[START OF Raw data]
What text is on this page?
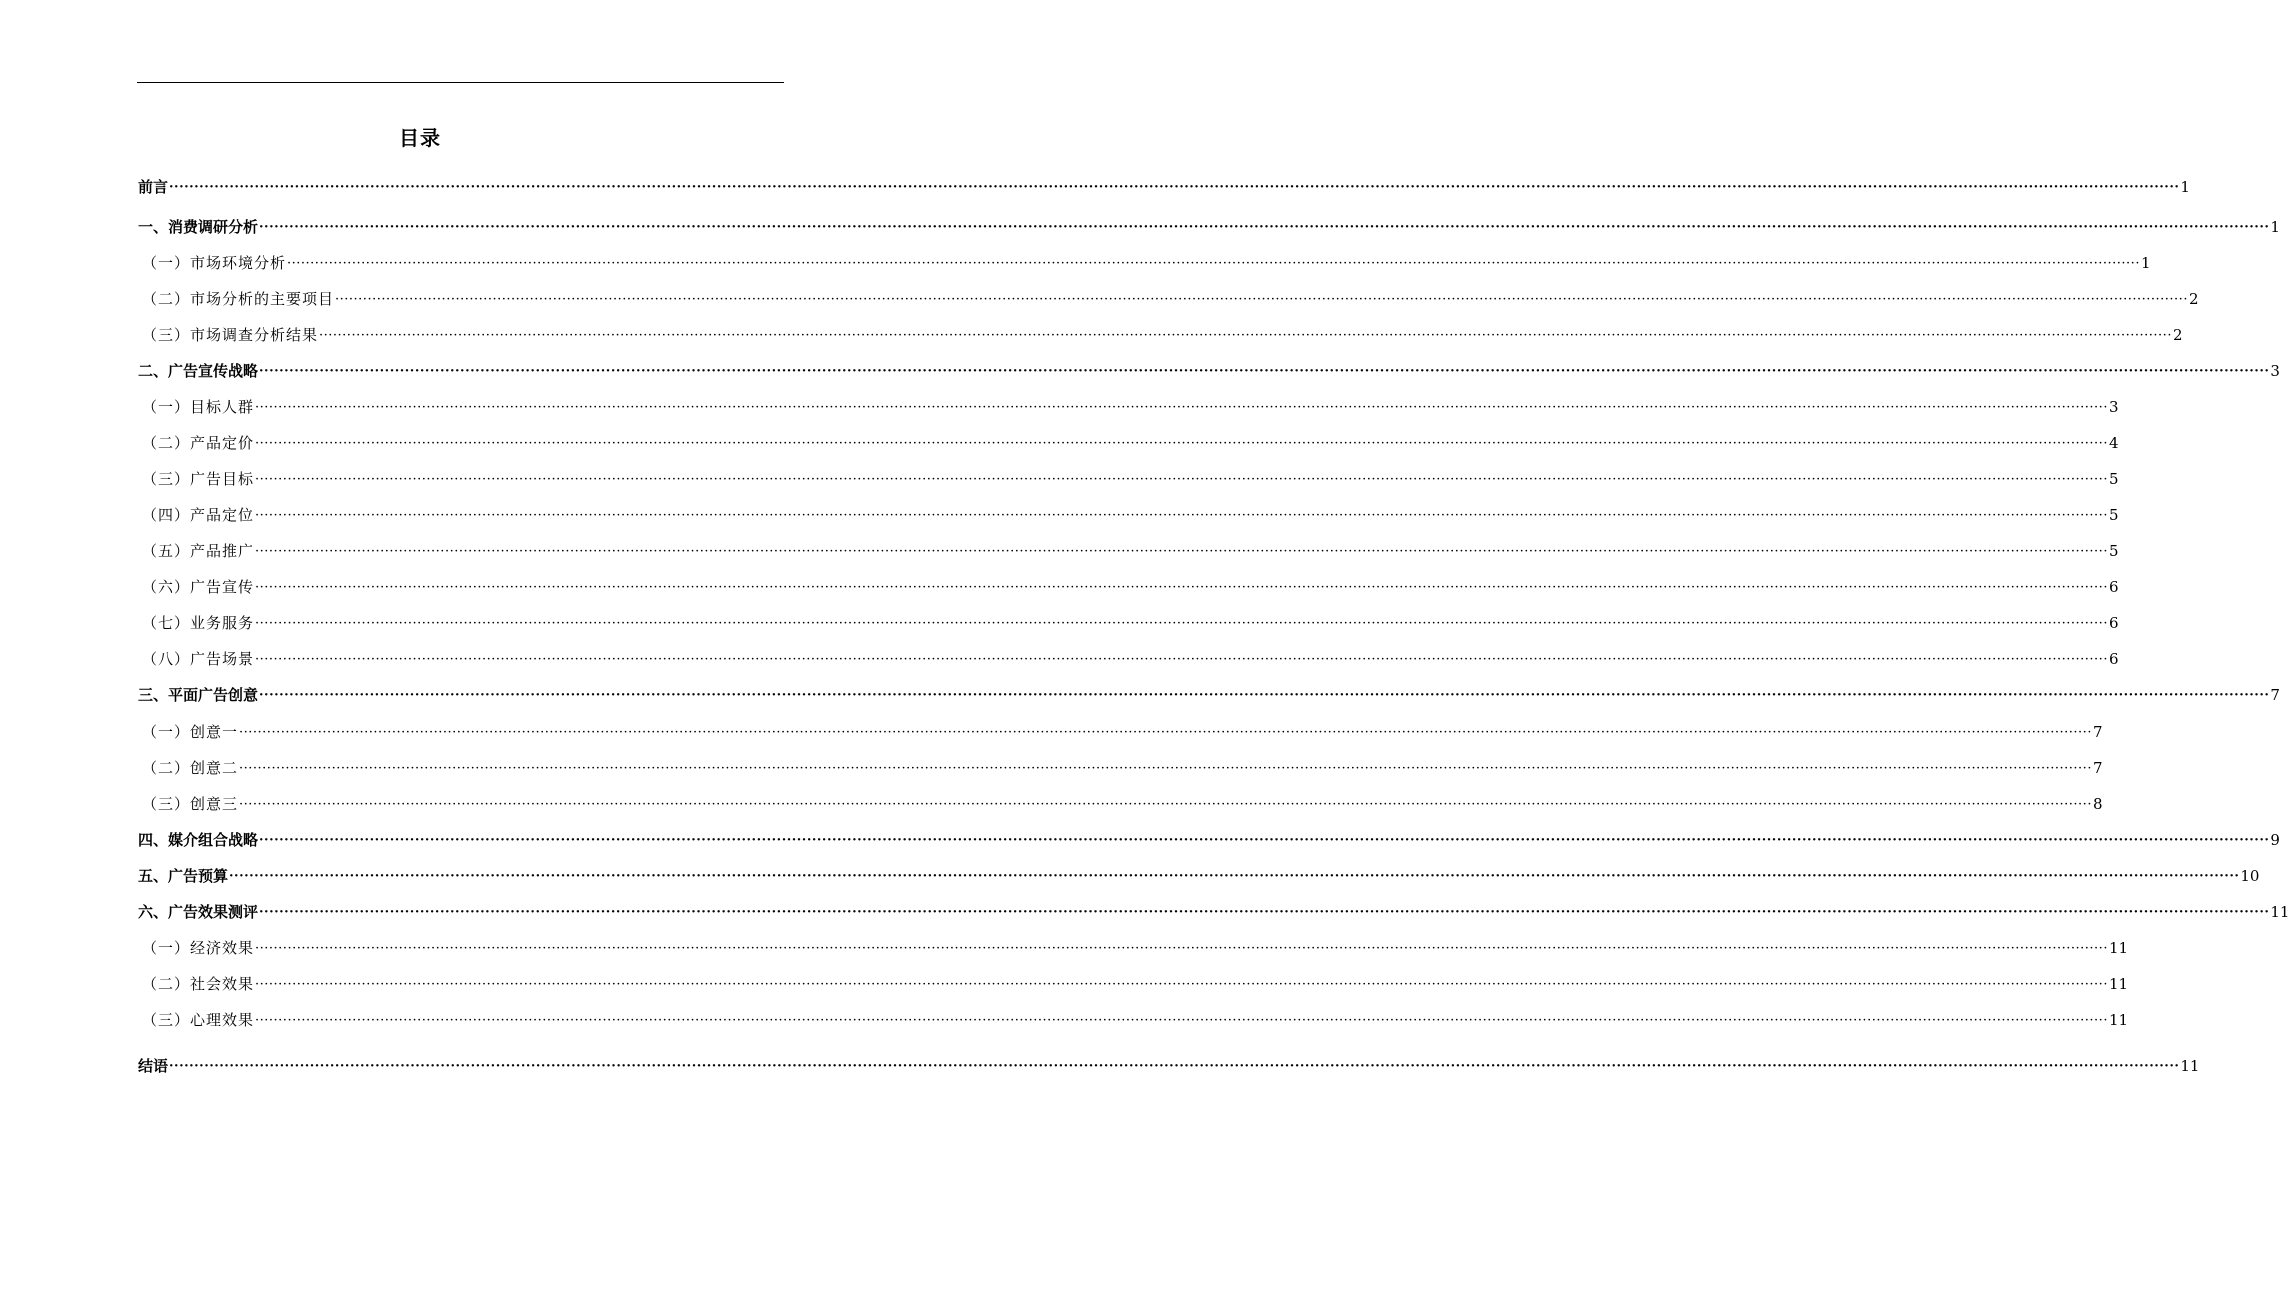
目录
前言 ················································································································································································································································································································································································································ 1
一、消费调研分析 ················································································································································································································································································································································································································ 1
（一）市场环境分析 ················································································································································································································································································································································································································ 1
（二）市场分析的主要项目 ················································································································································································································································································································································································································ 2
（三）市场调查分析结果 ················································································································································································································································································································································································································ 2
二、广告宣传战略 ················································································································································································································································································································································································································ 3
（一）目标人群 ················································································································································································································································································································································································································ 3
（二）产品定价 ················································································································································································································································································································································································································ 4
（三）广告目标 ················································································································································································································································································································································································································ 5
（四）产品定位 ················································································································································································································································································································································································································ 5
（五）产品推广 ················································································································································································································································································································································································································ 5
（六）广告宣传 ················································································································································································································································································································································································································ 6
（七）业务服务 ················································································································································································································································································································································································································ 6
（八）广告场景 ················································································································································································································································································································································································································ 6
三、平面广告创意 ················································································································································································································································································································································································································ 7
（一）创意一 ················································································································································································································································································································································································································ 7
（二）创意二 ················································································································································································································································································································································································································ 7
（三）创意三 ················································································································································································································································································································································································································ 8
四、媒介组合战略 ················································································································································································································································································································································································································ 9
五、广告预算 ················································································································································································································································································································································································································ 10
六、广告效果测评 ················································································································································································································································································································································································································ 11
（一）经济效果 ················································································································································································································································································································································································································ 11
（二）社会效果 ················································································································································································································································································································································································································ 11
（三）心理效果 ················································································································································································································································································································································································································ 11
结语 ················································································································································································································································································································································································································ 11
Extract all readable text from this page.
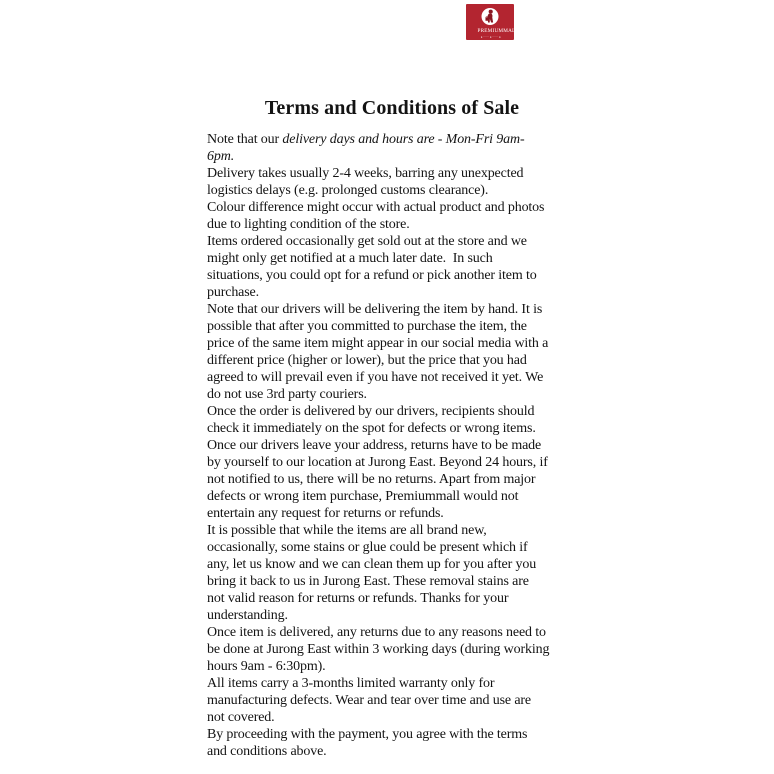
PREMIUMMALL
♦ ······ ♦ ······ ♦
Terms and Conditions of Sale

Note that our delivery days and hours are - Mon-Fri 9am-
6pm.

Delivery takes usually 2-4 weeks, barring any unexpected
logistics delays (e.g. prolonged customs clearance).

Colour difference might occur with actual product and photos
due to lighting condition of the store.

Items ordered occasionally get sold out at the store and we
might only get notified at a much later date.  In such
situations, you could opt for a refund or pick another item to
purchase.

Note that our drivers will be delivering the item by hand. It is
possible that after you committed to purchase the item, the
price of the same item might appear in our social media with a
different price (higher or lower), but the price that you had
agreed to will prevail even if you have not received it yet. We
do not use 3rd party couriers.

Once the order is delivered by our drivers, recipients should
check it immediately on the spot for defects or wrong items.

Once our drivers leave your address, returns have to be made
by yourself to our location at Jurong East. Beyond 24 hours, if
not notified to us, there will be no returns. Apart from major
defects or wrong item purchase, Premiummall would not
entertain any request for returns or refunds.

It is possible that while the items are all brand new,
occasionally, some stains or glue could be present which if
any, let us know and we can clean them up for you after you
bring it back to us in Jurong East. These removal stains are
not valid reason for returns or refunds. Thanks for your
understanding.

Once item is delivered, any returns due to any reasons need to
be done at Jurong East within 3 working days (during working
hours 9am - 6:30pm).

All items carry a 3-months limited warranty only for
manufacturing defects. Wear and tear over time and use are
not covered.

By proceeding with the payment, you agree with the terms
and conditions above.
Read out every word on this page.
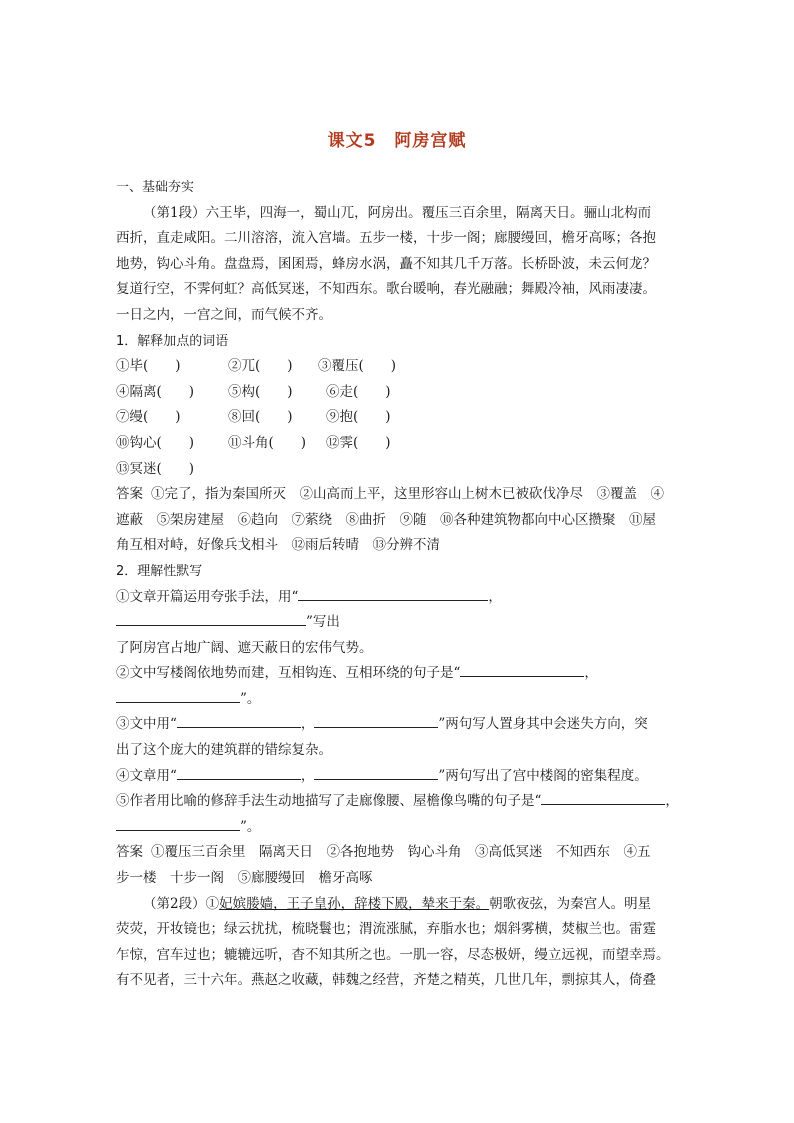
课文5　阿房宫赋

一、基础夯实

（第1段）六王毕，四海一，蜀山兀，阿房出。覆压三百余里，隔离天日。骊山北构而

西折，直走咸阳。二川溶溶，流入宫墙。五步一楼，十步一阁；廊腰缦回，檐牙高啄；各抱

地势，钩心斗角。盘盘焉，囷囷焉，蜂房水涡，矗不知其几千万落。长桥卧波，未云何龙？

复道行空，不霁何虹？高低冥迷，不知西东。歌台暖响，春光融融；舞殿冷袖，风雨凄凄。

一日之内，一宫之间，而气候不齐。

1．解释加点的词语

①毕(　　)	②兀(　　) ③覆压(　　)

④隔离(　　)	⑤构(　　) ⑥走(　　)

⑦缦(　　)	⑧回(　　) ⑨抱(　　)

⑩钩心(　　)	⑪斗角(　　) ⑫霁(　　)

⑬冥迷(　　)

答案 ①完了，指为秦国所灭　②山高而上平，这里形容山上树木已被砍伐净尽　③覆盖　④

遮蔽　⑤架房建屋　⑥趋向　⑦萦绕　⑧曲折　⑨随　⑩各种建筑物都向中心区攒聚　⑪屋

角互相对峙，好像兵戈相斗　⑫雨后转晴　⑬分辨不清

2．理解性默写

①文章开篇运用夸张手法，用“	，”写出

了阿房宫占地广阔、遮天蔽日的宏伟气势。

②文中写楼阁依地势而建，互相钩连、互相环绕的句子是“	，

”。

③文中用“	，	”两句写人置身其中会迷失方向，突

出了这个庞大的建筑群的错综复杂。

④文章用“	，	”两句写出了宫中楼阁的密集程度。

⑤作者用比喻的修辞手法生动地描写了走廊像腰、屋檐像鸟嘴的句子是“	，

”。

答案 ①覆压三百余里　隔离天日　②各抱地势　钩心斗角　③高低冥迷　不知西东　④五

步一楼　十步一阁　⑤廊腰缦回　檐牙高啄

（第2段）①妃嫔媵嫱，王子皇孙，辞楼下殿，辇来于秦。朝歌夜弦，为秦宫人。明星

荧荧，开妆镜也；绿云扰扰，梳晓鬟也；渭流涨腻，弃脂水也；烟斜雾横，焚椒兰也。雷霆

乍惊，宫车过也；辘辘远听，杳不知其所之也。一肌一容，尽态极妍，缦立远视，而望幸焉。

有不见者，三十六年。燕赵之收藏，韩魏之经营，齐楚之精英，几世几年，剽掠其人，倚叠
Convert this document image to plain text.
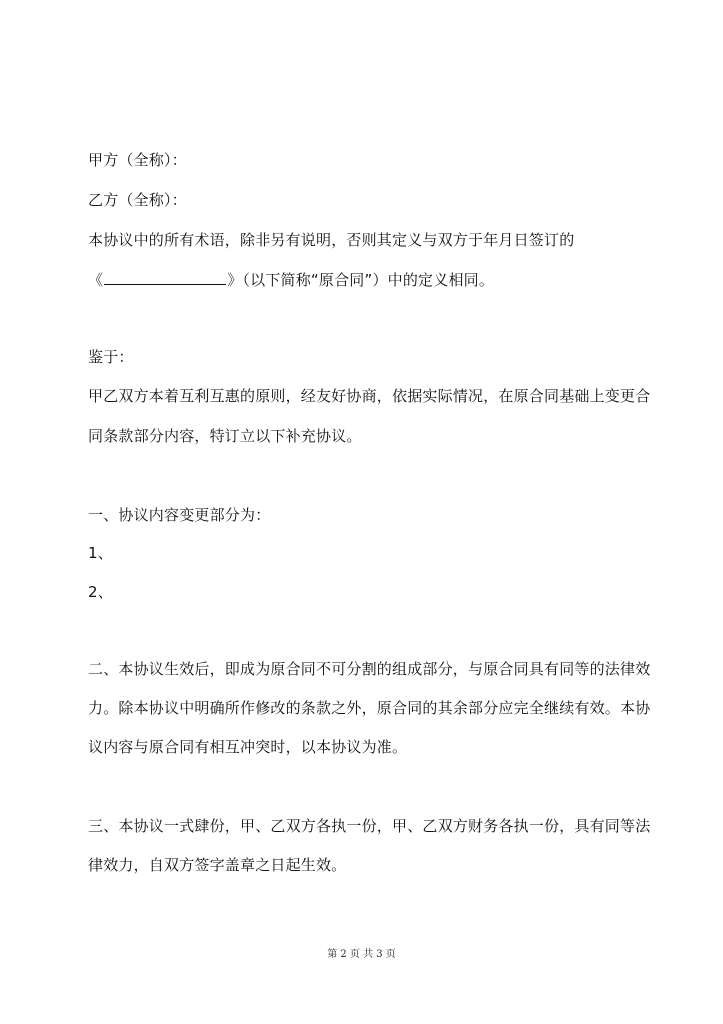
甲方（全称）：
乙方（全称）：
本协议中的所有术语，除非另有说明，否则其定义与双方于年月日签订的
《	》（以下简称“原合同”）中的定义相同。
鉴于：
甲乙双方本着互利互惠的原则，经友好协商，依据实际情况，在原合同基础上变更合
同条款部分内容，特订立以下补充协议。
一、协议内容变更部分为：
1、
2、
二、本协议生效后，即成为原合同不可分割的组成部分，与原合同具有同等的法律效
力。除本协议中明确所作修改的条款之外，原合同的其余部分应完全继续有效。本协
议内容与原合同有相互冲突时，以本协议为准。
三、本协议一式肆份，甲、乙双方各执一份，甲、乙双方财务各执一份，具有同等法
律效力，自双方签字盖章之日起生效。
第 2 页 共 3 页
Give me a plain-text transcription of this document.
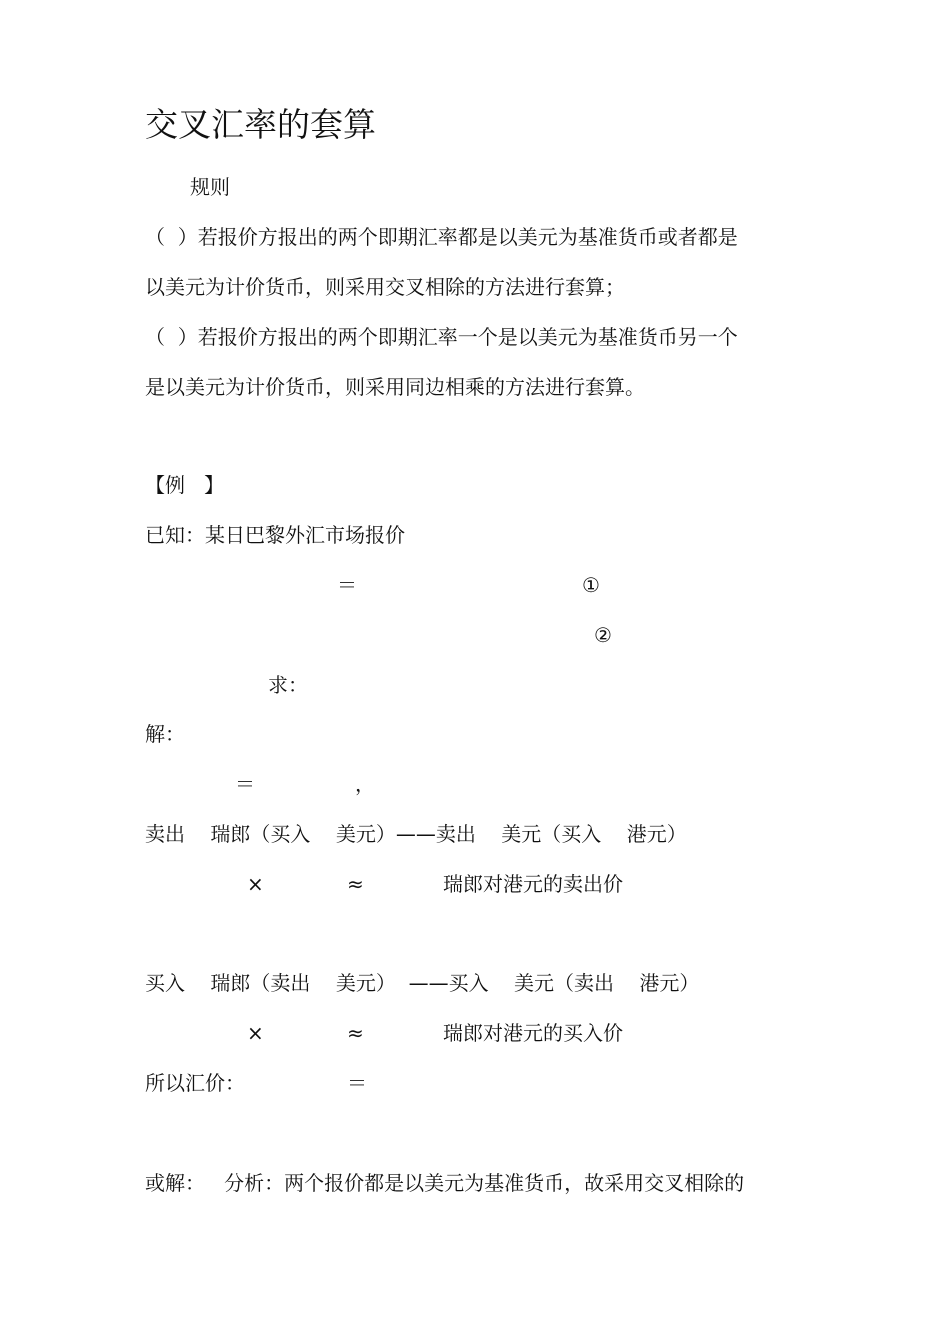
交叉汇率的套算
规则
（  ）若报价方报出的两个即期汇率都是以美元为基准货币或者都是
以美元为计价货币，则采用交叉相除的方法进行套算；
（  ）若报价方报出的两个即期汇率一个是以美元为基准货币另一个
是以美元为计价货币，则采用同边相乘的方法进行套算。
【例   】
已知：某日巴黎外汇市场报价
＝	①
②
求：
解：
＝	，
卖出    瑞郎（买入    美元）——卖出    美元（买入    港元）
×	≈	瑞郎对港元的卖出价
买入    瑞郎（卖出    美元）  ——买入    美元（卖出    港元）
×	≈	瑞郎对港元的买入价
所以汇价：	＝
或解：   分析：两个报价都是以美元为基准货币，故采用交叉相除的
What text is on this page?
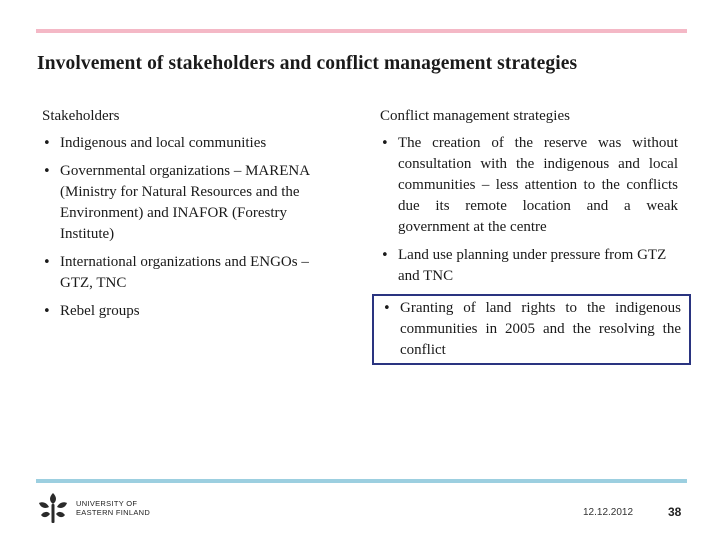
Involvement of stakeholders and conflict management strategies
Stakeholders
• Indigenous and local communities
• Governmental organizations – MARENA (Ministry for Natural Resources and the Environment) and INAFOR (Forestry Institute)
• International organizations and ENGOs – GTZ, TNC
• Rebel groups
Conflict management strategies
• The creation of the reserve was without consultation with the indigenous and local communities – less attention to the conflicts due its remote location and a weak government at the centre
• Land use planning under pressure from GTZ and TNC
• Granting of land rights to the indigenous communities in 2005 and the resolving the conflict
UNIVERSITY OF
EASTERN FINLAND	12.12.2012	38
[END OF Raw data]
**Written task**
Omit the pictures and retype exactly the lines from the one with "Give me a plain-text" through the final line, both ends included.

**Problem solution**
Give me a plain-text transcription of this document.
交叉汇率的套算
规则
（  ）若报价方报出的两个即期汇率都是以美元为基准货币或者都是
以美元为计价货币，则采用交叉相除的方法进行套算；
（  ）若报价方报出的两个即期汇率一个是以美元为基准货币另一个
是以美元为计价货币，则采用同边相乘的方法进行套算。
【例   】
已知：某日巴黎外汇市场报价
＝	①
②
求：
解：
＝	，
卖出    瑞郎（买入    美元）——卖出    美元（买入    港元）
×	≈	瑞郎对港元的卖出价
买入    瑞郎（卖出    美元）  ——买入    美元（卖出    港元）
×	≈	瑞郎对港元的买入价
所以汇价：	＝
或解：   分析：两个报价都是以美元为基准货币，故采用交叉相除的
What text is on this page?
Involvement of stakeholders and conflict management strategies
Stakeholders
• Indigenous and local communities
• Governmental organizations – MARENA (Ministry for Natural Resources and the Environment) and INAFOR (Forestry Institute)
• International organizations and ENGOs – GTZ, TNC
• Rebel groups
Conflict management strategies
• The creation of the reserve was without consultation with the indigenous and local communities – less attention to the conflicts due its remote location and a weak government at the centre
• Land use planning under pressure from GTZ and TNC
• Granting of land rights to the indigenous communities in 2005 and the resolving the conflict
UNIVERSITY OF
EASTERN FINLAND	12.12.2012	38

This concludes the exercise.